▸ Excerpted data
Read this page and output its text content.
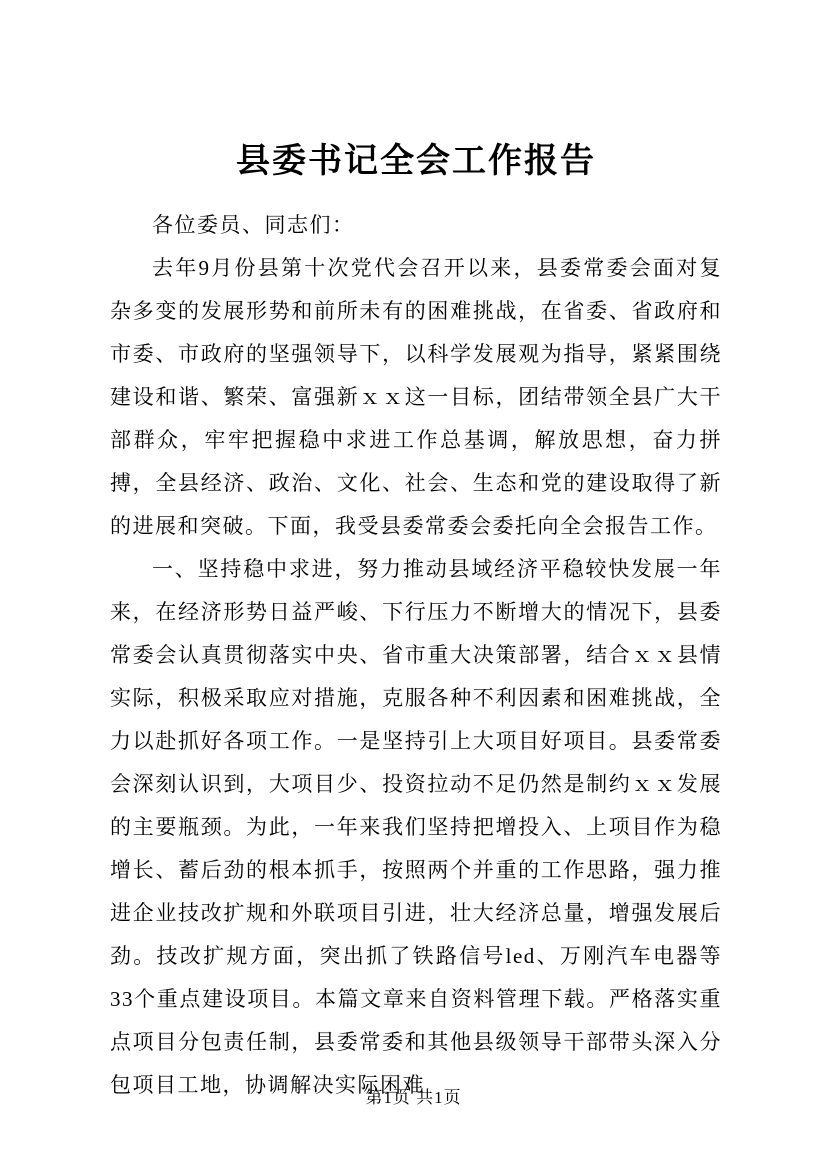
县委书记全会工作报告

各位委员、同志们：

去年9月份县第十次党代会召开以来，县委常委会面对复杂多变的发展形势和前所未有的困难挑战，在省委、省政府和市委、市政府的坚强领导下，以科学发展观为指导，紧紧围绕建设和谐、繁荣、富强新ｘｘ这一目标，团结带领全县广大干部群众，牢牢把握稳中求进工作总基调，解放思想，奋力拼搏，全县经济、政治、文化、社会、生态和党的建设取得了新的进展和突破。下面，我受县委常委会委托向全会报告工作。

一、坚持稳中求进，努力推动县域经济平稳较快发展一年来，在经济形势日益严峻、下行压力不断增大的情况下，县委常委会认真贯彻落实中央、省市重大决策部署，结合ｘｘ县情实际，积极采取应对措施，克服各种不利因素和困难挑战，全力以赴抓好各项工作。一是坚持引上大项目好项目。县委常委会深刻认识到，大项目少、投资拉动不足仍然是制约ｘｘ发展的主要瓶颈。为此，一年来我们坚持把增投入、上项目作为稳增长、蓄后劲的根本抓手，按照两个并重的工作思路，强力推进企业技改扩规和外联项目引进，壮大经济总量，增强发展后劲。技改扩规方面，突出抓了铁路信号led、万刚汽车电器等33个重点建设项目。本篇文章来自资料管理下载。严格落实重点项目分包责任制，县委常委和其他县级领导干部带头深入分包项目工地，协调解决实际困难

第1页 共1页
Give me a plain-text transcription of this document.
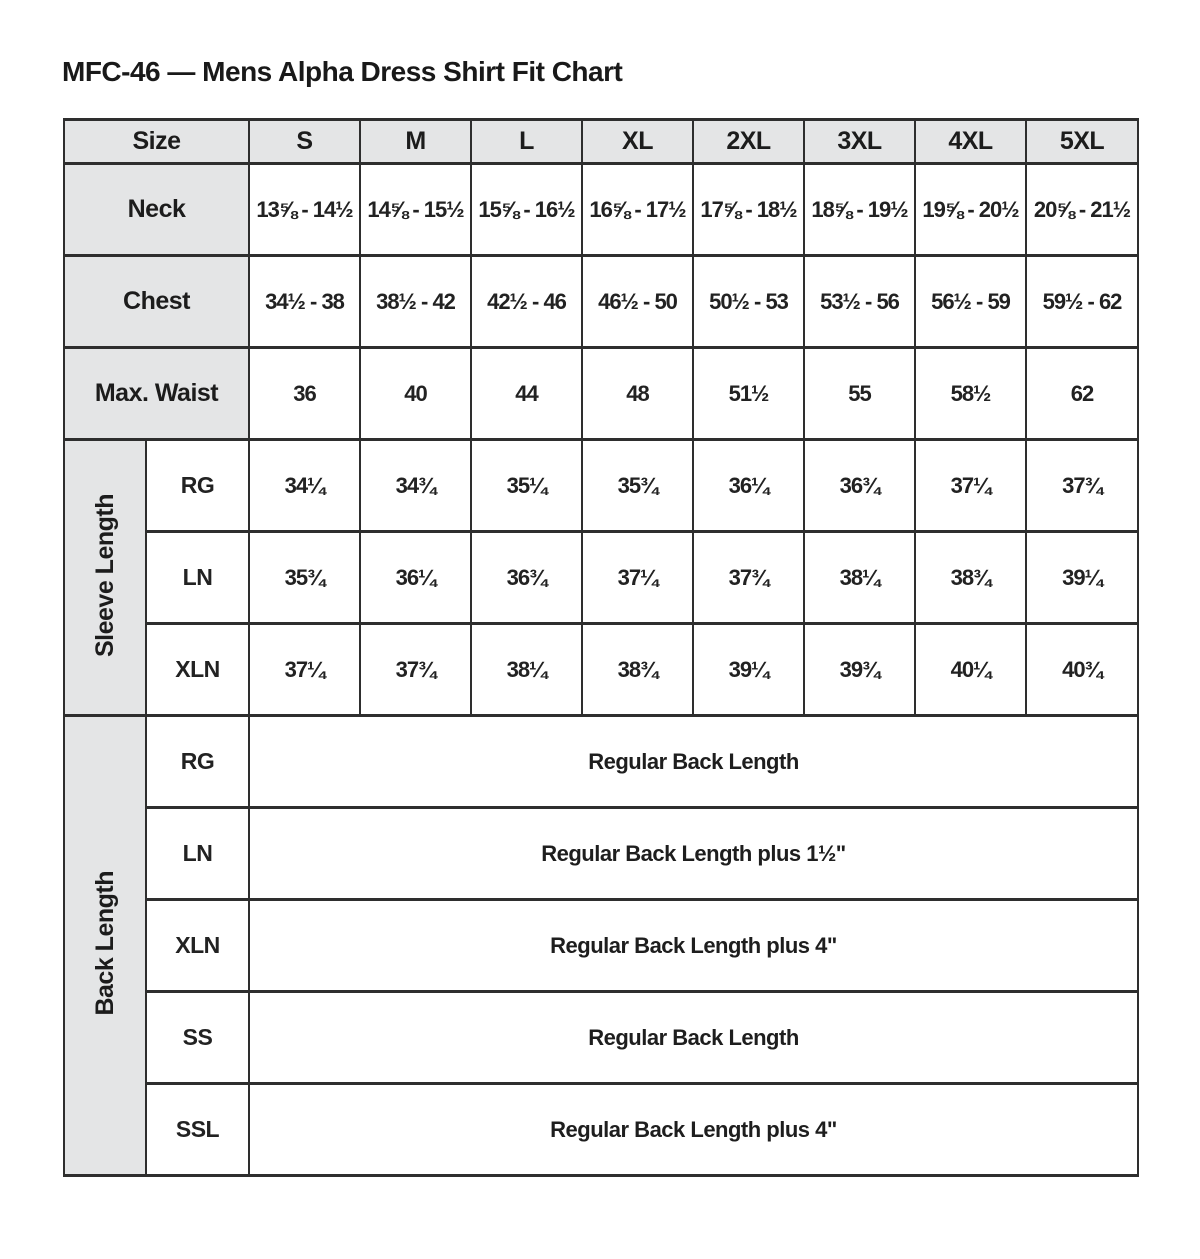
MFC-46 — Mens Alpha Dress Shirt Fit Chart
Size		S	M	L	XL	2XL	3XL	4XL	5XL
Neck		13⅝ - 14½	14⅝ - 15½	15⅝ - 16½	16⅝ - 17½	17⅝ - 18½	18⅝ - 19½	19⅝ - 20½	20⅝ - 21½
Chest		34½ - 38	38½ - 42	42½ - 46	46½ - 50	50½ - 53	53½ - 56	56½ - 59	59½ - 62
Max. Waist		36	40	44	48	51½	55	58½	62
Sleeve Length	RG	34¼	34¾	35¼	35¾	36¼	36¾	37¼	37¾
	LN	35¾	36¼	36¾	37¼	37¾	38¼	38¾	39¼
	XLN	37¼	37¾	38¼	38¾	39¼	39¾	40¼	40¾
Back Length	RG	Regular Back Length							
	LN	Regular Back Length plus 1½"							
	XLN	Regular Back Length plus 4"							
	SS	Regular Back Length							
	SSL	Regular Back Length plus 4"							
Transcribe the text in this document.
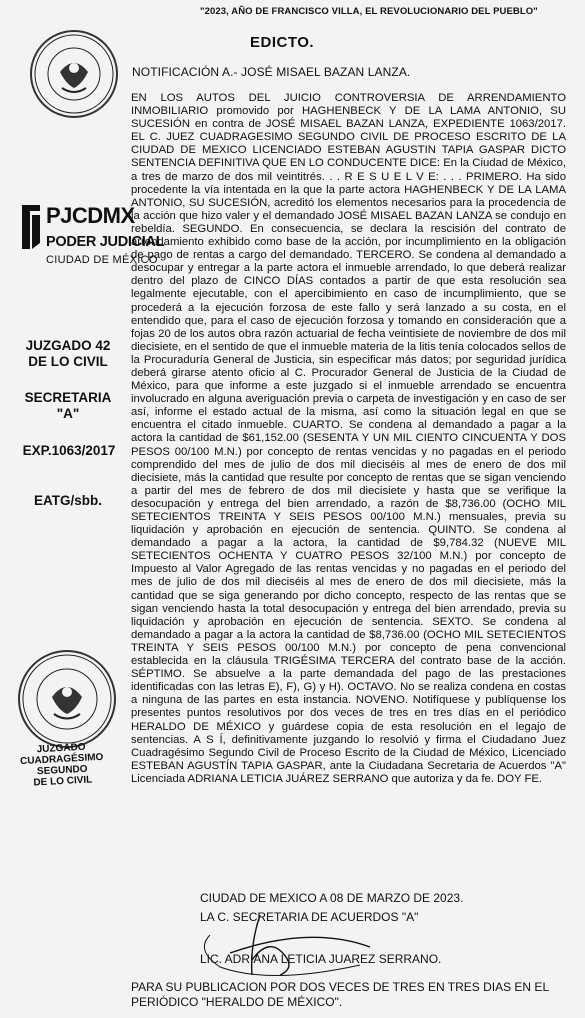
"2023, AÑO DE FRANCISCO VILLA, EL REVOLUCIONARIO DEL PUEBLO"
EDICTO.
NOTIFICACIÓN A.- JOSÉ MISAEL BAZAN LANZA.
PJCDMX
PODER JUDICIAL
CIUDAD DE MÉXICO
JUZGADO 42
DE LO CIVIL
SECRETARIA
"A"
EXP.1063/2017
EATG/sbb.
JUZGADO CUADRAGÉSIMO SEGUNDO
DE LO CIVIL
EN LOS AUTOS DEL JUICIO CONTROVERSIA DE ARRENDAMIENTO INMOBILIARIO promovido por HAGHENBECK Y DE LA LAMA ANTONIO, SU SUCESIÓN en contra de JOSÉ MISAEL BAZAN LANZA, EXPEDIENTE 1063/2017. EL C. JUEZ CUADRAGESIMO SEGUNDO CIVIL DE PROCESO ESCRITO DE LA CIUDAD DE MEXICO LICENCIADO ESTEBAN AGUSTIN TAPIA GASPAR DICTO SENTENCIA DEFINITIVA QUE EN LO CONDUCENTE DICE: En la Ciudad de México, a tres de marzo de dos mil veintitrés. . . R E S U E L V E: . . . PRIMERO. Ha sido procedente la vía intentada en la que la parte actora HAGHENBECK Y DE LA LAMA ANTONIO, SU SUCESIÓN, acreditó los elementos necesarios para la procedencia de la acción que hizo valer y el demandado JOSÉ MISAEL BAZAN LANZA se condujo en rebeldía. SEGUNDO. En consecuencia, se declara la rescisión del contrato de arrendamiento exhibido como base de la acción, por incumplimiento en la obligación de pago de rentas a cargo del demandado. TERCERO. Se condena al demandado a desocupar y entregar a la parte actora el inmueble arrendado, lo que deberá realizar dentro del plazo de CINCO DÍAS contados a partir de que esta resolución sea legalmente ejecutable, con el apercibimiento en caso de incumplimiento, que se procederá a la ejecución forzosa de este fallo y será lanzado a su costa, en el entendido que, para el caso de ejecución forzosa y tomando en consideración que a fojas 20 de los autos obra razón actuarial de fecha veintisiete de noviembre de dos mil diecisiete, en el sentido de que el inmueble materia de la litis tenía colocados sellos de la Procuraduría General de Justicia, sin especificar más datos; por seguridad jurídica deberá girarse atento oficio al C. Procurador General de Justicia de la Ciudad de México, para que informe a este juzgado si el inmueble arrendado se encuentra involucrado en alguna averiguación previa o carpeta de investigación y en caso de ser así, informe el estado actual de la misma, así como la situación legal en que se encuentra el citado inmueble. CUARTO. Se condena al demandado a pagar a la actora la cantidad de $61,152.00 (SESENTA Y UN MIL CIENTO CINCUENTA Y DOS PESOS 00/100 M.N.) por concepto de rentas vencidas y no pagadas en el periodo comprendido del mes de julio de dos mil dieciséis al mes de enero de dos mil diecisiete, más la cantidad que resulte por concepto de rentas que se sigan venciendo a partir del mes de febrero de dos mil diecisiete y hasta que se verifique la desocupación y entrega del bien arrendado, a razón de $8,736.00 (OCHO MIL SETECIENTOS TREINTA Y SEIS PESOS 00/100 M.N.) mensuales, previa su liquidación y aprobación en ejecución de sentencia. QUINTO. Se condena al demandado a pagar a la actora, la cantidad de $9,784.32 (NUEVE MIL SETECIENTOS OCHENTA Y CUATRO PESOS 32/100 M.N.) por concepto de Impuesto al Valor Agregado de las rentas vencidas y no pagadas en el periodo del mes de julio de dos mil dieciséis al mes de enero de dos mil diecisiete, más la cantidad que se siga generando por dicho concepto, respecto de las rentas que se sigan venciendo hasta la total desocupación y entrega del bien arrendado, previa su liquidación y aprobación en ejecución de sentencia. SEXTO. Se condena al demandado a pagar a la actora la cantidad de $8,736.00 (OCHO MIL SETECIENTOS TREINTA Y SEIS PESOS 00/100 M.N.) por concepto de pena convencional establecida en la cláusula TRIGÉSIMA TERCERA del contrato base de la acción. SÉPTIMO. Se absuelve a la parte demandada del pago de las prestaciones identificadas con las letras E), F), G) y H). OCTAVO. No se realiza condena en costas a ninguna de las partes en esta instancia. NOVENO. Notifíquese y publíquense los presentes puntos resolutivos por dos veces de tres en tres días en el periódico HERALDO DE MÉXICO y guárdese copia de esta resolución en el legajo de sentencias. A S Í, definitivamente juzgando lo resolvió y firma el Ciudadano Juez Cuadragésimo Segundo Civil de Proceso Escrito de la Ciudad de México, Licenciado ESTEBAN AGUSTÍN TAPIA GASPAR, ante la Ciudadana Secretaria de Acuerdos "A" Licenciada ADRIANA LETICIA JUÁREZ SERRANO que autoriza y da fe. DOY FE.
CIUDAD DE MEXICO A 08 DE MARZO DE 2023.
LA C. SECRETARIA DE ACUERDOS "A"
LIC. ADRIANA LETICIA JUAREZ SERRANO.
PARA SU PUBLICACION POR DOS VECES DE TRES EN TRES DIAS EN EL PERIÓDICO "HERALDO DE MÉXICO".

▸ Task statement
Reproduce the whole listing above word for word, but not its pictures.

▸ Full solution
Read this page and output its text content.
县委书记全会工作报告

各位委员、同志们：

去年9月份县第十次党代会召开以来，县委常委会面对复杂多变的发展形势和前所未有的困难挑战，在省委、省政府和市委、市政府的坚强领导下，以科学发展观为指导，紧紧围绕建设和谐、繁荣、富强新ｘｘ这一目标，团结带领全县广大干部群众，牢牢把握稳中求进工作总基调，解放思想，奋力拼搏，全县经济、政治、文化、社会、生态和党的建设取得了新的进展和突破。下面，我受县委常委会委托向全会报告工作。

一、坚持稳中求进，努力推动县域经济平稳较快发展一年来，在经济形势日益严峻、下行压力不断增大的情况下，县委常委会认真贯彻落实中央、省市重大决策部署，结合ｘｘ县情实际，积极采取应对措施，克服各种不利因素和困难挑战，全力以赴抓好各项工作。一是坚持引上大项目好项目。县委常委会深刻认识到，大项目少、投资拉动不足仍然是制约ｘｘ发展的主要瓶颈。为此，一年来我们坚持把增投入、上项目作为稳增长、蓄后劲的根本抓手，按照两个并重的工作思路，强力推进企业技改扩规和外联项目引进，壮大经济总量，增强发展后劲。技改扩规方面，突出抓了铁路信号led、万刚汽车电器等33个重点建设项目。本篇文章来自资料管理下载。严格落实重点项目分包责任制，县委常委和其他县级领导干部带头深入分包项目工地，协调解决实际困难

第1页 共1页
Give me a plain-text transcription of this document.
MFC-46 — Mens Alpha Dress Shirt Fit Chart
Size		S	M	L	XL	2XL	3XL	4XL	5XL
Neck		13⅝ - 14½	14⅝ - 15½	15⅝ - 16½	16⅝ - 17½	17⅝ - 18½	18⅝ - 19½	19⅝ - 20½	20⅝ - 21½
Chest		34½ - 38	38½ - 42	42½ - 46	46½ - 50	50½ - 53	53½ - 56	56½ - 59	59½ - 62
Max. Waist		36	40	44	48	51½	55	58½	62
Sleeve Length	RG	34¼	34¾	35¼	35¾	36¼	36¾	37¼	37¾
	LN	35¾	36¼	36¾	37¼	37¾	38¼	38¾	39¼
	XLN	37¼	37¾	38¼	38¾	39¼	39¾	40¼	40¾
Back Length	RG	Regular Back Length							
	LN	Regular Back Length plus 1½"							
	XLN	Regular Back Length plus 4"							
	SS	Regular Back Length							
	SSL	Regular Back Length plus 4"							
Transcribe the text in this document.
"2023, AÑO DE FRANCISCO VILLA, EL REVOLUCIONARIO DEL PUEBLO"
EDICTO.
NOTIFICACIÓN A.- JOSÉ MISAEL BAZAN LANZA.
PJCDMX
PODER JUDICIAL
CIUDAD DE MÉXICO
JUZGADO 42
DE LO CIVIL
SECRETARIA
"A"
EXP.1063/2017
EATG/sbb.
JUZGADO CUADRAGÉSIMO SEGUNDO
DE LO CIVIL
EN LOS AUTOS DEL JUICIO CONTROVERSIA DE ARRENDAMIENTO INMOBILIARIO promovido por HAGHENBECK Y DE LA LAMA ANTONIO, SU SUCESIÓN en contra de JOSÉ MISAEL BAZAN LANZA, EXPEDIENTE 1063/2017. EL C. JUEZ CUADRAGESIMO SEGUNDO CIVIL DE PROCESO ESCRITO DE LA CIUDAD DE MEXICO LICENCIADO ESTEBAN AGUSTIN TAPIA GASPAR DICTO SENTENCIA DEFINITIVA QUE EN LO CONDUCENTE DICE: En la Ciudad de México, a tres de marzo de dos mil veintitrés. . . R E S U E L V E: . . . PRIMERO. Ha sido procedente la vía intentada en la que la parte actora HAGHENBECK Y DE LA LAMA ANTONIO, SU SUCESIÓN, acreditó los elementos necesarios para la procedencia de la acción que hizo valer y el demandado JOSÉ MISAEL BAZAN LANZA se condujo en rebeldía. SEGUNDO. En consecuencia, se declara la rescisión del contrato de arrendamiento exhibido como base de la acción, por incumplimiento en la obligación de pago de rentas a cargo del demandado. TERCERO. Se condena al demandado a desocupar y entregar a la parte actora el inmueble arrendado, lo que deberá realizar dentro del plazo de CINCO DÍAS contados a partir de que esta resolución sea legalmente ejecutable, con el apercibimiento en caso de incumplimiento, que se procederá a la ejecución forzosa de este fallo y será lanzado a su costa, en el entendido que, para el caso de ejecución forzosa y tomando en consideración que a fojas 20 de los autos obra razón actuarial de fecha veintisiete de noviembre de dos mil diecisiete, en el sentido de que el inmueble materia de la litis tenía colocados sellos de la Procuraduría General de Justicia, sin especificar más datos; por seguridad jurídica deberá girarse atento oficio al C. Procurador General de Justicia de la Ciudad de México, para que informe a este juzgado si el inmueble arrendado se encuentra involucrado en alguna averiguación previa o carpeta de investigación y en caso de ser así, informe el estado actual de la misma, así como la situación legal en que se encuentra el citado inmueble. CUARTO. Se condena al demandado a pagar a la actora la cantidad de $61,152.00 (SESENTA Y UN MIL CIENTO CINCUENTA Y DOS PESOS 00/100 M.N.) por concepto de rentas vencidas y no pagadas en el periodo comprendido del mes de julio de dos mil dieciséis al mes de enero de dos mil diecisiete, más la cantidad que resulte por concepto de rentas que se sigan venciendo a partir del mes de febrero de dos mil diecisiete y hasta que se verifique la desocupación y entrega del bien arrendado, a razón de $8,736.00 (OCHO MIL SETECIENTOS TREINTA Y SEIS PESOS 00/100 M.N.) mensuales, previa su liquidación y aprobación en ejecución de sentencia. QUINTO. Se condena al demandado a pagar a la actora, la cantidad de $9,784.32 (NUEVE MIL SETECIENTOS OCHENTA Y CUATRO PESOS 32/100 M.N.) por concepto de Impuesto al Valor Agregado de las rentas vencidas y no pagadas en el periodo del mes de julio de dos mil dieciséis al mes de enero de dos mil diecisiete, más la cantidad que se siga generando por dicho concepto, respecto de las rentas que se sigan venciendo hasta la total desocupación y entrega del bien arrendado, previa su liquidación y aprobación en ejecución de sentencia. SEXTO. Se condena al demandado a pagar a la actora la cantidad de $8,736.00 (OCHO MIL SETECIENTOS TREINTA Y SEIS PESOS 00/100 M.N.) por concepto de pena convencional establecida en la cláusula TRIGÉSIMA TERCERA del contrato base de la acción. SÉPTIMO. Se absuelve a la parte demandada del pago de las prestaciones identificadas con las letras E), F), G) y H). OCTAVO. No se realiza condena en costas a ninguna de las partes en esta instancia. NOVENO. Notifíquese y publíquense los presentes puntos resolutivos por dos veces de tres en tres días en el periódico HERALDO DE MÉXICO y guárdese copia de esta resolución en el legajo de sentencias. A S Í, definitivamente juzgando lo resolvió y firma el Ciudadano Juez Cuadragésimo Segundo Civil de Proceso Escrito de la Ciudad de México, Licenciado ESTEBAN AGUSTÍN TAPIA GASPAR, ante la Ciudadana Secretaria de Acuerdos "A" Licenciada ADRIANA LETICIA JUÁREZ SERRANO que autoriza y da fe. DOY FE.
CIUDAD DE MEXICO A 08 DE MARZO DE 2023.
LA C. SECRETARIA DE ACUERDOS "A"
LIC. ADRIANA LETICIA JUAREZ SERRANO.
PARA SU PUBLICACION POR DOS VECES DE TRES EN TRES DIAS EN EL PERIÓDICO "HERALDO DE MÉXICO".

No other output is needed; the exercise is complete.